WHAT YOU HAVE TO DO => Transcribe all of the material below word for word and leave out its pictures.

RECORDS FOR THE TASK =>

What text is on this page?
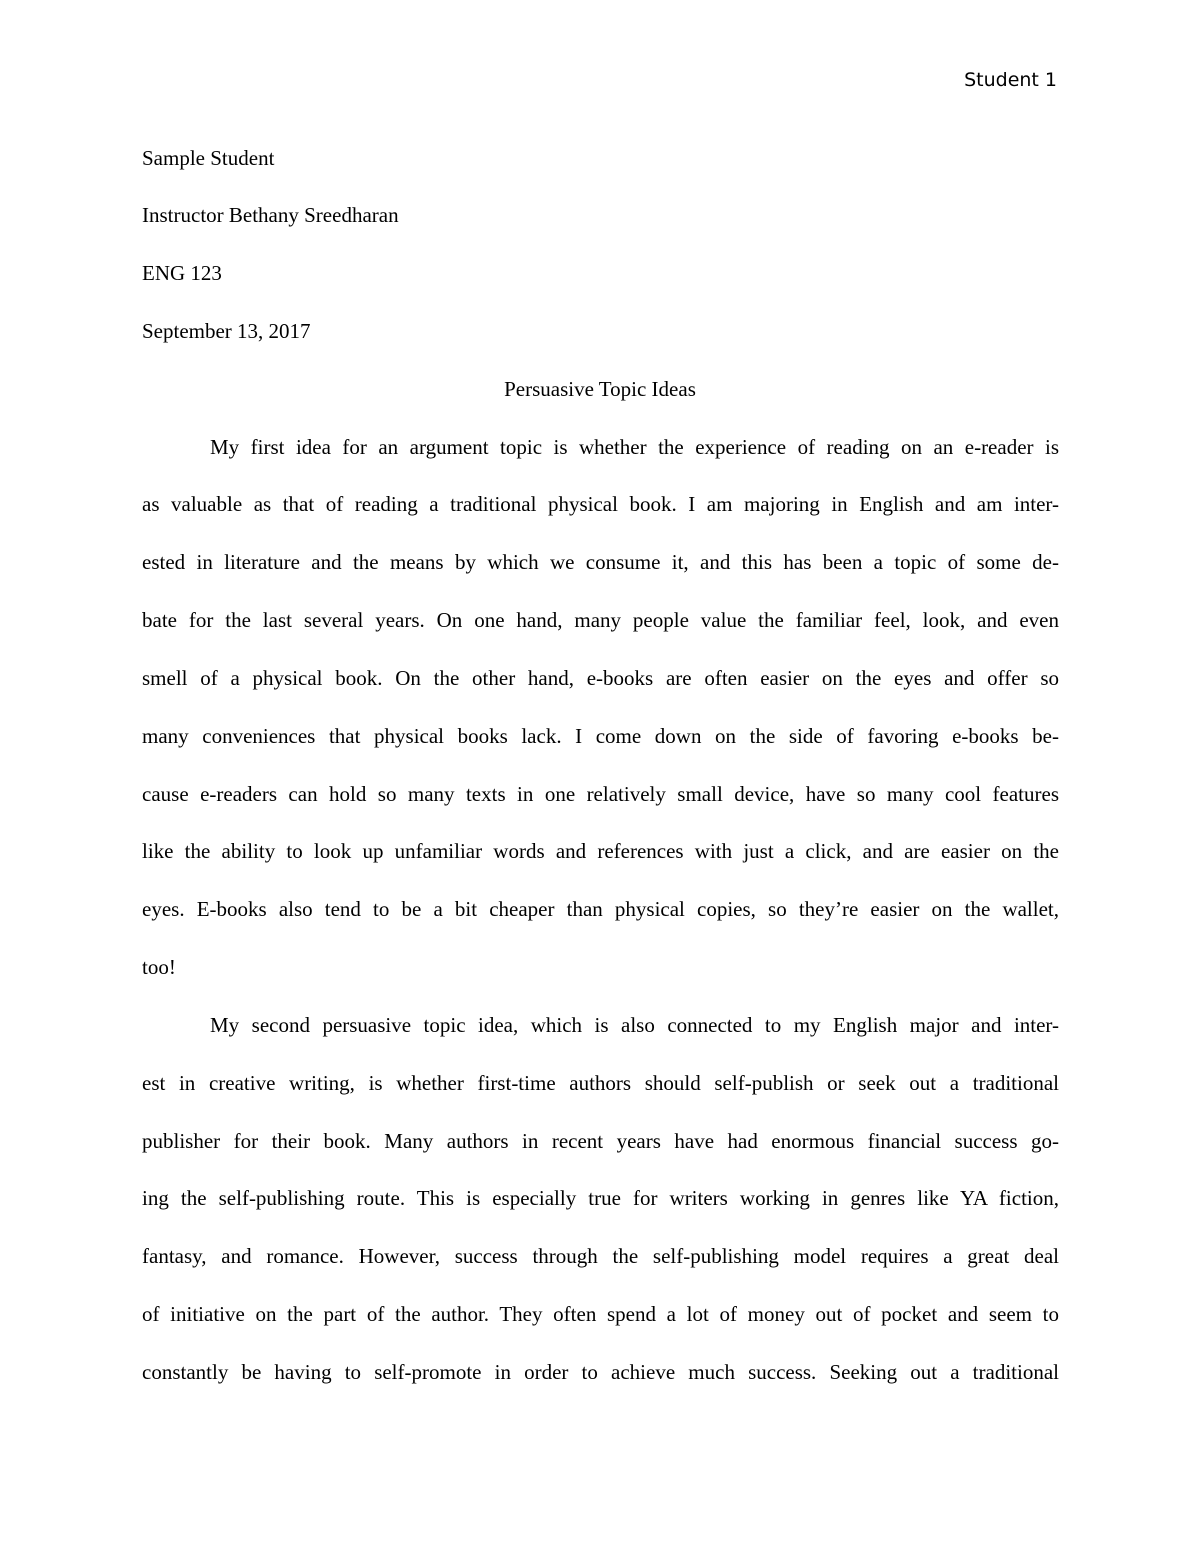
Student 1
Sample Student
Instructor Bethany Sreedharan
ENG 123
September 13, 2017
Persuasive Topic Ideas
My first idea for an argument topic is whether the experience of reading on an e-reader is
as valuable as that of reading a traditional physical book. I am majoring in English and am inter-
ested in literature and the means by which we consume it, and this has been a topic of some de-
bate for the last several years. On one hand, many people value the familiar feel, look, and even
smell of a physical book. On the other hand, e-books are often easier on the eyes and offer so
many conveniences that physical books lack. I come down on the side of favoring e-books be-
cause e-readers can hold so many texts in one relatively small device, have so many cool features
like the ability to look up unfamiliar words and references with just a click, and are easier on the
eyes. E-books also tend to be a bit cheaper than physical copies, so they’re easier on the wallet,
too!
My second persuasive topic idea, which is also connected to my English major and inter-
est in creative writing, is whether first-time authors should self-publish or seek out a traditional
publisher for their book. Many authors in recent years have had enormous financial success go-
ing the self-publishing route. This is especially true for writers working in genres like YA fiction,
fantasy, and romance. However, success through the self-publishing model requires a great deal
of initiative on the part of the author. They often spend a lot of money out of pocket and seem to
constantly be having to self-promote in order to achieve much success. Seeking out a traditional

IN RESPONSE =>
What text is on this page?
Student 1
Sample Student
Instructor Bethany Sreedharan
ENG 123
September 13, 2017
Persuasive Topic Ideas
My first idea for an argument topic is whether the experience of reading on an e-reader is
as valuable as that of reading a traditional physical book. I am majoring in English and am inter-
ested in literature and the means by which we consume it, and this has been a topic of some de-
bate for the last several years. On one hand, many people value the familiar feel, look, and even
smell of a physical book. On the other hand, e-books are often easier on the eyes and offer so
many conveniences that physical books lack. I come down on the side of favoring e-books be-
cause e-readers can hold so many texts in one relatively small device, have so many cool features
like the ability to look up unfamiliar words and references with just a click, and are easier on the
eyes. E-books also tend to be a bit cheaper than physical copies, so they’re easier on the wallet,
too!
My second persuasive topic idea, which is also connected to my English major and inter-
est in creative writing, is whether first-time authors should self-publish or seek out a traditional
publisher for their book. Many authors in recent years have had enormous financial success go-
ing the self-publishing route. This is especially true for writers working in genres like YA fiction,
fantasy, and romance. However, success through the self-publishing model requires a great deal
of initiative on the part of the author. They often spend a lot of money out of pocket and seem to
constantly be having to self-promote in order to achieve much success. Seeking out a traditional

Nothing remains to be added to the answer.